• GOAL:
Keep only those lines of the records that include the string "bond".

- - -

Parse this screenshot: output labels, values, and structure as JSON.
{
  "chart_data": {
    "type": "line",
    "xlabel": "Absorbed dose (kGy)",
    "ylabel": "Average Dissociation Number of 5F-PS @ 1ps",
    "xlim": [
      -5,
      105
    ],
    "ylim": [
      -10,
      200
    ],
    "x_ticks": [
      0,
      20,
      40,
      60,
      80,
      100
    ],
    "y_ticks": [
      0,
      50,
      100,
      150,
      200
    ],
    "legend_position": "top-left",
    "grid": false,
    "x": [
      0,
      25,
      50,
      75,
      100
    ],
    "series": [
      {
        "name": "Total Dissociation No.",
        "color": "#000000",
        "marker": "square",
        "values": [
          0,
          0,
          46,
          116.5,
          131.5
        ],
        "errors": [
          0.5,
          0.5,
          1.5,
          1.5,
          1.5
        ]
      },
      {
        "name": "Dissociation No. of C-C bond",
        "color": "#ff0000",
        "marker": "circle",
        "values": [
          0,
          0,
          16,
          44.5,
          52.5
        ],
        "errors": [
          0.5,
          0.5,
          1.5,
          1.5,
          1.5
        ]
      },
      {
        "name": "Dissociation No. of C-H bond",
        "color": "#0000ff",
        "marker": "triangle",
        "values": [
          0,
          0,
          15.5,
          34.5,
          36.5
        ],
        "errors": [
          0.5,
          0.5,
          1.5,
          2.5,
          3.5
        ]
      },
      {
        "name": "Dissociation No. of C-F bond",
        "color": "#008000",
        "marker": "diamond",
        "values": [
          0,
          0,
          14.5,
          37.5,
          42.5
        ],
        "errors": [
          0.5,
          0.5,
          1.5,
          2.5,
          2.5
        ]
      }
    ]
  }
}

- - -

• RESPONSE BELOW:
        "name": "Dissociation No. of C-C bond",
        "name": "Dissociation No. of C-H bond",
        "name": "Dissociation No. of C-F bond",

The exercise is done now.